(Task details): Can you give all the records again without altering a single character?

[Figure collection entries]
____

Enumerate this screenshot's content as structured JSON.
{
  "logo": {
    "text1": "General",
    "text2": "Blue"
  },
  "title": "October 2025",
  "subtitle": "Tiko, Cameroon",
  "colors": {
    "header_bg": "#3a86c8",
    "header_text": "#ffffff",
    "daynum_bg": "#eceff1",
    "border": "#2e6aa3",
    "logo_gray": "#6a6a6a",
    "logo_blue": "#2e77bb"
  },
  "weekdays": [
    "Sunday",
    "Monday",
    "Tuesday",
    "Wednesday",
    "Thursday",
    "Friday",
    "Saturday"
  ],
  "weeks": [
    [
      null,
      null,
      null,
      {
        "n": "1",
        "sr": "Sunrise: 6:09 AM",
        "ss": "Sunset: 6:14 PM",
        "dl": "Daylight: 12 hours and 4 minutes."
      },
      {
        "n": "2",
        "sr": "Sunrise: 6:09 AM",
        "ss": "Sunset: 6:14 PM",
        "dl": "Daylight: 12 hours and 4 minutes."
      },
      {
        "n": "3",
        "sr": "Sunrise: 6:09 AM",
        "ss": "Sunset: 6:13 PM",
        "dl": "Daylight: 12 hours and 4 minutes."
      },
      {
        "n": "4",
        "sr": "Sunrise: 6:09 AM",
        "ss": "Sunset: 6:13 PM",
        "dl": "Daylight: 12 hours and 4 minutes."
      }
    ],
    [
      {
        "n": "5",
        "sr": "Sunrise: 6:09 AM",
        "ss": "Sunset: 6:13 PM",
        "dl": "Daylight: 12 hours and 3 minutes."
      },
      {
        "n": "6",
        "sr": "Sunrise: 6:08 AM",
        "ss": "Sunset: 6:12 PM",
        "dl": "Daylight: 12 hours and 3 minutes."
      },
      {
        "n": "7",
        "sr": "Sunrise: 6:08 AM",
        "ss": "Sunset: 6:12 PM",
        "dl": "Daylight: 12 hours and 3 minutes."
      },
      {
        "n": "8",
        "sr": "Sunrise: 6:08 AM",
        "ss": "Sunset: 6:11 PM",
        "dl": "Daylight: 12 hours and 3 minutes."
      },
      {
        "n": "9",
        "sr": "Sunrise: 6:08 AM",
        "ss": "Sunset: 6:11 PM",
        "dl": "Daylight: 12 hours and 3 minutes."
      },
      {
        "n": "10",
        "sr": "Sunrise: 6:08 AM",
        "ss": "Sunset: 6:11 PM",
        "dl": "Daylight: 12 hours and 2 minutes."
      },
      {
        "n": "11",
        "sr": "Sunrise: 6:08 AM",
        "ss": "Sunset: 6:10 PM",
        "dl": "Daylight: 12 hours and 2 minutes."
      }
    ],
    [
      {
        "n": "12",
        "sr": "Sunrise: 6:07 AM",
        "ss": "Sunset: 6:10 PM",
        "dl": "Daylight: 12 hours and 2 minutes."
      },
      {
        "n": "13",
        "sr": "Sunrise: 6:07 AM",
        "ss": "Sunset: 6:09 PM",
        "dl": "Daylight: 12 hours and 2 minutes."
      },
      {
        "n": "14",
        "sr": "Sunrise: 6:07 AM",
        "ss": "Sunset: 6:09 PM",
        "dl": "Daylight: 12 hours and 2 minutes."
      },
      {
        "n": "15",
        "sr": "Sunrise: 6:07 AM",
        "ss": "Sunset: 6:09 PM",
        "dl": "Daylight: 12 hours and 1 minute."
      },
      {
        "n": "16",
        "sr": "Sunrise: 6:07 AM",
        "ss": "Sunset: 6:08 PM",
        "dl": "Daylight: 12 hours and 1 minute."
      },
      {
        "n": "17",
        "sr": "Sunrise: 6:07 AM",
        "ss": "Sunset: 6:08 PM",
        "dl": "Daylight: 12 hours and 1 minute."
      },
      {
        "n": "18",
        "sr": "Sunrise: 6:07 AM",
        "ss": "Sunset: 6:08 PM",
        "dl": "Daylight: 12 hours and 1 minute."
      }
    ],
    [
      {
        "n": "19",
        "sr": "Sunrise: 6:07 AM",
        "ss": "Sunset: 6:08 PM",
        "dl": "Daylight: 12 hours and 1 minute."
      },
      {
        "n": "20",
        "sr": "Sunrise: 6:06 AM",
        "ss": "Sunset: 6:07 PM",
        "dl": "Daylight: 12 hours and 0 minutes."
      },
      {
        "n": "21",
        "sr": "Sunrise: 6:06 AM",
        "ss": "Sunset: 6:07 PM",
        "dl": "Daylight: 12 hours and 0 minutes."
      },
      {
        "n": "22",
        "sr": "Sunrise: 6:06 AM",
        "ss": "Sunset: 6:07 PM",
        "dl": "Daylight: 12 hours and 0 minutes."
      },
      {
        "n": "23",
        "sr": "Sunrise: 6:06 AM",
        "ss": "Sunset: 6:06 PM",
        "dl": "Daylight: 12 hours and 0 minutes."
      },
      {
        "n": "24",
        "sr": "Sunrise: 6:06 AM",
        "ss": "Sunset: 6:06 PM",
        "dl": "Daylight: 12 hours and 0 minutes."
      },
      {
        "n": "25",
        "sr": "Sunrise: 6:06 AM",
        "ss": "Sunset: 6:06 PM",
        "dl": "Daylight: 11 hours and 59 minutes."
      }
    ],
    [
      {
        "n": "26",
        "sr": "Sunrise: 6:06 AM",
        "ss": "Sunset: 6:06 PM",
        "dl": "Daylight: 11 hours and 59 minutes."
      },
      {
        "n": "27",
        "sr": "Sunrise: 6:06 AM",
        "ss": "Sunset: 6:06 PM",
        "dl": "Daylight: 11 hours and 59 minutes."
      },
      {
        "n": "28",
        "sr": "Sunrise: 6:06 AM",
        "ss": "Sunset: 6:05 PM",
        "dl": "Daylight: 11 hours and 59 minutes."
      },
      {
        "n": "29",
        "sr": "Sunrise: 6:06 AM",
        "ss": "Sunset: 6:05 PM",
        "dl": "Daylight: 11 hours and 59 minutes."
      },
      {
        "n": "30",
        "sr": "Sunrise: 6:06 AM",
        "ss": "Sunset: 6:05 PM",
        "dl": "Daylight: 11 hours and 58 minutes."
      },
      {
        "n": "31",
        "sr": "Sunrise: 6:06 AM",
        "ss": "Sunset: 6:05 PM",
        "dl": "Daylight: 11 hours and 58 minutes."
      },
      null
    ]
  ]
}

____

(Task response):
Enumerate this screenshot's content as structured JSON.
{
  "logo": {
    "text1": "General",
    "text2": "Blue"
  },
  "title": "October 2025",
  "subtitle": "Tiko, Cameroon",
  "colors": {
    "header_bg": "#3a86c8",
    "header_text": "#ffffff",
    "daynum_bg": "#eceff1",
    "border": "#2e6aa3",
    "logo_gray": "#6a6a6a",
    "logo_blue": "#2e77bb"
  },
  "weekdays": [
    "Sunday",
    "Monday",
    "Tuesday",
    "Wednesday",
    "Thursday",
    "Friday",
    "Saturday"
  ],
  "weeks": [
    [
      null,
      null,
      null,
      {
        "n": "1",
        "sr": "Sunrise: 6:09 AM",
        "ss": "Sunset: 6:14 PM",
        "dl": "Daylight: 12 hours and 4 minutes."
      },
      {
        "n": "2",
        "sr": "Sunrise: 6:09 AM",
        "ss": "Sunset: 6:14 PM",
        "dl": "Daylight: 12 hours and 4 minutes."
      },
      {
        "n": "3",
        "sr": "Sunrise: 6:09 AM",
        "ss": "Sunset: 6:13 PM",
        "dl": "Daylight: 12 hours and 4 minutes."
      },
      {
        "n": "4",
        "sr": "Sunrise: 6:09 AM",
        "ss": "Sunset: 6:13 PM",
        "dl": "Daylight: 12 hours and 4 minutes."
      }
    ],
    [
      {
        "n": "5",
        "sr": "Sunrise: 6:09 AM",
        "ss": "Sunset: 6:13 PM",
        "dl": "Daylight: 12 hours and 3 minutes."
      },
      {
        "n": "6",
        "sr": "Sunrise: 6:08 AM",
        "ss": "Sunset: 6:12 PM",
        "dl": "Daylight: 12 hours and 3 minutes."
      },
      {
        "n": "7",
        "sr": "Sunrise: 6:08 AM",
        "ss": "Sunset: 6:12 PM",
        "dl": "Daylight: 12 hours and 3 minutes."
      },
      {
        "n": "8",
        "sr": "Sunrise: 6:08 AM",
        "ss": "Sunset: 6:11 PM",
        "dl": "Daylight: 12 hours and 3 minutes."
      },
      {
        "n": "9",
        "sr": "Sunrise: 6:08 AM",
        "ss": "Sunset: 6:11 PM",
        "dl": "Daylight: 12 hours and 3 minutes."
      },
      {
        "n": "10",
        "sr": "Sunrise: 6:08 AM",
        "ss": "Sunset: 6:11 PM",
        "dl": "Daylight: 12 hours and 2 minutes."
      },
      {
        "n": "11",
        "sr": "Sunrise: 6:08 AM",
        "ss": "Sunset: 6:10 PM",
        "dl": "Daylight: 12 hours and 2 minutes."
      }
    ],
    [
      {
        "n": "12",
        "sr": "Sunrise: 6:07 AM",
        "ss": "Sunset: 6:10 PM",
        "dl": "Daylight: 12 hours and 2 minutes."
      },
      {
        "n": "13",
        "sr": "Sunrise: 6:07 AM",
        "ss": "Sunset: 6:09 PM",
        "dl": "Daylight: 12 hours and 2 minutes."
      },
      {
        "n": "14",
        "sr": "Sunrise: 6:07 AM",
        "ss": "Sunset: 6:09 PM",
        "dl": "Daylight: 12 hours and 2 minutes."
      },
      {
        "n": "15",
        "sr": "Sunrise: 6:07 AM",
        "ss": "Sunset: 6:09 PM",
        "dl": "Daylight: 12 hours and 1 minute."
      },
      {
        "n": "16",
        "sr": "Sunrise: 6:07 AM",
        "ss": "Sunset: 6:08 PM",
        "dl": "Daylight: 12 hours and 1 minute."
      },
      {
        "n": "17",
        "sr": "Sunrise: 6:07 AM",
        "ss": "Sunset: 6:08 PM",
        "dl": "Daylight: 12 hours and 1 minute."
      },
      {
        "n": "18",
        "sr": "Sunrise: 6:07 AM",
        "ss": "Sunset: 6:08 PM",
        "dl": "Daylight: 12 hours and 1 minute."
      }
    ],
    [
      {
        "n": "19",
        "sr": "Sunrise: 6:07 AM",
        "ss": "Sunset: 6:08 PM",
        "dl": "Daylight: 12 hours and 1 minute."
      },
      {
        "n": "20",
        "sr": "Sunrise: 6:06 AM",
        "ss": "Sunset: 6:07 PM",
        "dl": "Daylight: 12 hours and 0 minutes."
      },
      {
        "n": "21",
        "sr": "Sunrise: 6:06 AM",
        "ss": "Sunset: 6:07 PM",
        "dl": "Daylight: 12 hours and 0 minutes."
      },
      {
        "n": "22",
        "sr": "Sunrise: 6:06 AM",
        "ss": "Sunset: 6:07 PM",
        "dl": "Daylight: 12 hours and 0 minutes."
      },
      {
        "n": "23",
        "sr": "Sunrise: 6:06 AM",
        "ss": "Sunset: 6:06 PM",
        "dl": "Daylight: 12 hours and 0 minutes."
      },
      {
        "n": "24",
        "sr": "Sunrise: 6:06 AM",
        "ss": "Sunset: 6:06 PM",
        "dl": "Daylight: 12 hours and 0 minutes."
      },
      {
        "n": "25",
        "sr": "Sunrise: 6:06 AM",
        "ss": "Sunset: 6:06 PM",
        "dl": "Daylight: 11 hours and 59 minutes."
      }
    ],
    [
      {
        "n": "26",
        "sr": "Sunrise: 6:06 AM",
        "ss": "Sunset: 6:06 PM",
        "dl": "Daylight: 11 hours and 59 minutes."
      },
      {
        "n": "27",
        "sr": "Sunrise: 6:06 AM",
        "ss": "Sunset: 6:06 PM",
        "dl": "Daylight: 11 hours and 59 minutes."
      },
      {
        "n": "28",
        "sr": "Sunrise: 6:06 AM",
        "ss": "Sunset: 6:05 PM",
        "dl": "Daylight: 11 hours and 59 minutes."
      },
      {
        "n": "29",
        "sr": "Sunrise: 6:06 AM",
        "ss": "Sunset: 6:05 PM",
        "dl": "Daylight: 11 hours and 59 minutes."
      },
      {
        "n": "30",
        "sr": "Sunrise: 6:06 AM",
        "ss": "Sunset: 6:05 PM",
        "dl": "Daylight: 11 hours and 58 minutes."
      },
      {
        "n": "31",
        "sr": "Sunrise: 6:06 AM",
        "ss": "Sunset: 6:05 PM",
        "dl": "Daylight: 11 hours and 58 minutes."
      },
      null
    ]
  ]
}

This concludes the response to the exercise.